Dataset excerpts
----------

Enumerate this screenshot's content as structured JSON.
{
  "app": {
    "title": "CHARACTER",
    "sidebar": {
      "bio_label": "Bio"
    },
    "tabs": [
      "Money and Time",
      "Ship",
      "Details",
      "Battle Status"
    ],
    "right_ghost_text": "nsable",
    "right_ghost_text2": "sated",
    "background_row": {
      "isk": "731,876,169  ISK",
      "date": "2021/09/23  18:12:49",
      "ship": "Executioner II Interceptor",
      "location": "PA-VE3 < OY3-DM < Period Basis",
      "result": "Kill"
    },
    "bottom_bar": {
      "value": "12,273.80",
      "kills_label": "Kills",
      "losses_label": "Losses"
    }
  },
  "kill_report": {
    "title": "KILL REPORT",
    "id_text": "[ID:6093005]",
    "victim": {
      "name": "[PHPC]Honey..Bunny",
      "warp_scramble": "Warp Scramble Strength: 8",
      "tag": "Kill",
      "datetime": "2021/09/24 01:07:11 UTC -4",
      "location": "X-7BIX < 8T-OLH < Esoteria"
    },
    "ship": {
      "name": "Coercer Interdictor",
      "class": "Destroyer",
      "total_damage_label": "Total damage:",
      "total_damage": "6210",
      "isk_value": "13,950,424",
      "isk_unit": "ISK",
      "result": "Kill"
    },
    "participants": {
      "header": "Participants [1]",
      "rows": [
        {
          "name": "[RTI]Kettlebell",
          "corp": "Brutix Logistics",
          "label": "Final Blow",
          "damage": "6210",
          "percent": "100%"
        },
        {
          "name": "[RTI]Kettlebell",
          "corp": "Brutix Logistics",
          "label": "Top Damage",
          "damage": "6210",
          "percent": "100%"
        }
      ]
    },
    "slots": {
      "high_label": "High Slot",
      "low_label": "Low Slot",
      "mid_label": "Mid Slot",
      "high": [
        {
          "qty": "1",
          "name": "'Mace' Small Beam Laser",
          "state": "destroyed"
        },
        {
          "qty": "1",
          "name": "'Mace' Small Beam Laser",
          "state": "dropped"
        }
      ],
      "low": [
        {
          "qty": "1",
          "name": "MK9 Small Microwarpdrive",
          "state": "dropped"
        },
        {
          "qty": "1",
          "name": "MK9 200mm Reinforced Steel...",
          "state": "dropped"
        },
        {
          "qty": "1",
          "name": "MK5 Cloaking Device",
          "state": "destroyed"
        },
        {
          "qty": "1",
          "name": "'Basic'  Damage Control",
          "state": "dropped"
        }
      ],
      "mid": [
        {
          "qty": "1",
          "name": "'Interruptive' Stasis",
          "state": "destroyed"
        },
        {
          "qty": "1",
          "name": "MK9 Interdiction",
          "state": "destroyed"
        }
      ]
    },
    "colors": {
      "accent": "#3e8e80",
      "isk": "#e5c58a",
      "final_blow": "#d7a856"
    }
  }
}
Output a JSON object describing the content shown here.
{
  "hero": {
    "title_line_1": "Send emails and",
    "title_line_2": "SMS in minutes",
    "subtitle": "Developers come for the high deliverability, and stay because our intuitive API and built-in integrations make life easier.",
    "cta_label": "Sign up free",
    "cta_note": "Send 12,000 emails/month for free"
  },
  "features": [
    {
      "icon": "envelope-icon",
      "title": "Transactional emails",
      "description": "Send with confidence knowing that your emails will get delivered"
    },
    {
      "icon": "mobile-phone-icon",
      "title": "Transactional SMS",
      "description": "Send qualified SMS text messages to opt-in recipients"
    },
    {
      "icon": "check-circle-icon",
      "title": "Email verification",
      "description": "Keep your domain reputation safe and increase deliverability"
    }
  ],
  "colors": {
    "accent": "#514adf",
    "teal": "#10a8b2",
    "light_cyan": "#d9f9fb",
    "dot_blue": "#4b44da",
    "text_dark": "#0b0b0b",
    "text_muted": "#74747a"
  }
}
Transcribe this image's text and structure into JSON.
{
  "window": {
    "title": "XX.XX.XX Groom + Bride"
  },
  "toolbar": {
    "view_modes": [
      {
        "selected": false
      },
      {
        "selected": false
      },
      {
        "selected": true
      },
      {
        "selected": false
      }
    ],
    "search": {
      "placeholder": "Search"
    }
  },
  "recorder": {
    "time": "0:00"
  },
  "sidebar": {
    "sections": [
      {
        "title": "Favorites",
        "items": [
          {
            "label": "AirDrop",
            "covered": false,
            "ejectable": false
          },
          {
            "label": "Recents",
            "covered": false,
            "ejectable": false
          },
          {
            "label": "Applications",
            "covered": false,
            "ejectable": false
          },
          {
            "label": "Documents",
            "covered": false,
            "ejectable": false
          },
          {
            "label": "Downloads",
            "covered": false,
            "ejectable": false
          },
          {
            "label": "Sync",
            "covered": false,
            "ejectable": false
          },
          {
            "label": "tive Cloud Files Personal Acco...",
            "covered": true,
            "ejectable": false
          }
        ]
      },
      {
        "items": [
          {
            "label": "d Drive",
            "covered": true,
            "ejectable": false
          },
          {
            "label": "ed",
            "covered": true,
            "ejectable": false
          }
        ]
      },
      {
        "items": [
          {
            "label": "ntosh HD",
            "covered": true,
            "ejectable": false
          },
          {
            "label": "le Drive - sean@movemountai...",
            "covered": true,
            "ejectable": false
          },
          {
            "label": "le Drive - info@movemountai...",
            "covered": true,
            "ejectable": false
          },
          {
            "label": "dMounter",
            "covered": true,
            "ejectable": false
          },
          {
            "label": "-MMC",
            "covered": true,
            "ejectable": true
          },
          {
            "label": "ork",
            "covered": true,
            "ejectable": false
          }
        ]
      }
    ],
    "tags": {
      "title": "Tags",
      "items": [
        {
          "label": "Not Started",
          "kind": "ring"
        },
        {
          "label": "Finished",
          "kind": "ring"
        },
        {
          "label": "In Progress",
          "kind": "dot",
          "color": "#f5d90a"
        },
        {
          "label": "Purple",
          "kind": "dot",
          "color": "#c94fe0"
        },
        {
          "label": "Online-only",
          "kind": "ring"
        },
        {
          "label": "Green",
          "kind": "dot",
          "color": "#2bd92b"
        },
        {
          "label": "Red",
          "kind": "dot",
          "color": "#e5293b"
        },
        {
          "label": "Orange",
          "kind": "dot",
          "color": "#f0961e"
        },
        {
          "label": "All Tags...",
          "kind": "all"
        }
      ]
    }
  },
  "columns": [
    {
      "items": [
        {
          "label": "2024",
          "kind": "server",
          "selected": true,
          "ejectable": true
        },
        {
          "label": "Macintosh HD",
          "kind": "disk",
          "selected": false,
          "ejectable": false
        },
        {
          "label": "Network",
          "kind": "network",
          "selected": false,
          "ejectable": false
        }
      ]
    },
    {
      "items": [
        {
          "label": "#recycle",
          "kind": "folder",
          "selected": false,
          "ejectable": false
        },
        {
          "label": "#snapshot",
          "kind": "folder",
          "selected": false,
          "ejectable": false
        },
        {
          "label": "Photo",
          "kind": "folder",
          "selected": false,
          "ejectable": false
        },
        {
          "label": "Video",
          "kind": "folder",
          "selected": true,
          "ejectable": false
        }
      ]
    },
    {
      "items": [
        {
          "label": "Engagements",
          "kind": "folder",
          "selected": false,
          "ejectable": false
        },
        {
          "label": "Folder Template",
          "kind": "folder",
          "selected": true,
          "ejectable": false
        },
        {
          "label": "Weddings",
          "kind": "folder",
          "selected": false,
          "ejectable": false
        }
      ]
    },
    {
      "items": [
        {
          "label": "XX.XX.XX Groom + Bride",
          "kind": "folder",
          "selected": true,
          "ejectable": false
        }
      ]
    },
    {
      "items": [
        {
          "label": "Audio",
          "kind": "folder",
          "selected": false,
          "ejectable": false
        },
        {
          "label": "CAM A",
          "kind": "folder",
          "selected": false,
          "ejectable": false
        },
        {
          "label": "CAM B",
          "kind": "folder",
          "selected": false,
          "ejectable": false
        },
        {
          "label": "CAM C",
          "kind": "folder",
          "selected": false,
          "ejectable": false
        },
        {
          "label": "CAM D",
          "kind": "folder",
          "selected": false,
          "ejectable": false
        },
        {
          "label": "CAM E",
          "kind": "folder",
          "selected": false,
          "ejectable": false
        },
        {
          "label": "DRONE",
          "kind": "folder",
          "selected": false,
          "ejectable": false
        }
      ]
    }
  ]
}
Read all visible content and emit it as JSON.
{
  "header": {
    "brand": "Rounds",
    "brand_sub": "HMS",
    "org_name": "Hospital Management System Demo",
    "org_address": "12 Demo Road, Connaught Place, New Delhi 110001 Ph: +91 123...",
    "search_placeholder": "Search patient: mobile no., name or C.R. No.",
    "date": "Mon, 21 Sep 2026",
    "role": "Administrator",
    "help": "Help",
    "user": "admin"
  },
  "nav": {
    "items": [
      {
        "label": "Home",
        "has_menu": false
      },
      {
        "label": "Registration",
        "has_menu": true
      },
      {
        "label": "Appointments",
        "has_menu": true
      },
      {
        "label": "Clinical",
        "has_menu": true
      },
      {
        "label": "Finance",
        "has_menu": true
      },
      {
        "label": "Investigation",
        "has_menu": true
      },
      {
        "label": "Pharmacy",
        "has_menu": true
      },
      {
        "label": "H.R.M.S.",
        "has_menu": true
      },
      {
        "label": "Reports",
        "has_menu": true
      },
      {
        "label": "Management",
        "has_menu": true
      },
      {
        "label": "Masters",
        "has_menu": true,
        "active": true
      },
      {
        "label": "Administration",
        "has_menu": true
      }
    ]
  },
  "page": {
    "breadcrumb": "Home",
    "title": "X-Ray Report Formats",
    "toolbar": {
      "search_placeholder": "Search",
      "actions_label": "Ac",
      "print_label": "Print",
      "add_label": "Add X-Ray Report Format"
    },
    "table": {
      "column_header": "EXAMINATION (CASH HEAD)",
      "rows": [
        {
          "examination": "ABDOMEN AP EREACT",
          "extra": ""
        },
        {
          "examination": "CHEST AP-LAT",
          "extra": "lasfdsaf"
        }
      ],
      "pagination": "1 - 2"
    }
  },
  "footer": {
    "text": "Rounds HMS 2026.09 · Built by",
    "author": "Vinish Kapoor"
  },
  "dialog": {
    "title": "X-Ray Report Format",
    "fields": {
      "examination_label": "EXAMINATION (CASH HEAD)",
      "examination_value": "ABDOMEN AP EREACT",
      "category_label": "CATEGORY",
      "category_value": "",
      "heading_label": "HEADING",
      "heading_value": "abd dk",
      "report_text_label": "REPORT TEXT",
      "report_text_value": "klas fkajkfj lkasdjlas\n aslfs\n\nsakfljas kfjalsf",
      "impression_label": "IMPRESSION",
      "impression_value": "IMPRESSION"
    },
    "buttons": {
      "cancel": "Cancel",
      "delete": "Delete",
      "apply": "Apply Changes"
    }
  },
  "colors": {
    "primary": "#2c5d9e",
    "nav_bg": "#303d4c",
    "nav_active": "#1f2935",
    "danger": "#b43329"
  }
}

----------

- [GOAL]: In the records above, find each line that holds the word "deliverability"; copy all such lines.

- [FINAL RESULT]:
    "subtitle": "Developers come for the high deliverability, and stay because our intuitive API and built-in integrations make life easier.",
      "description": "Keep your domain reputation safe and increase deliverability"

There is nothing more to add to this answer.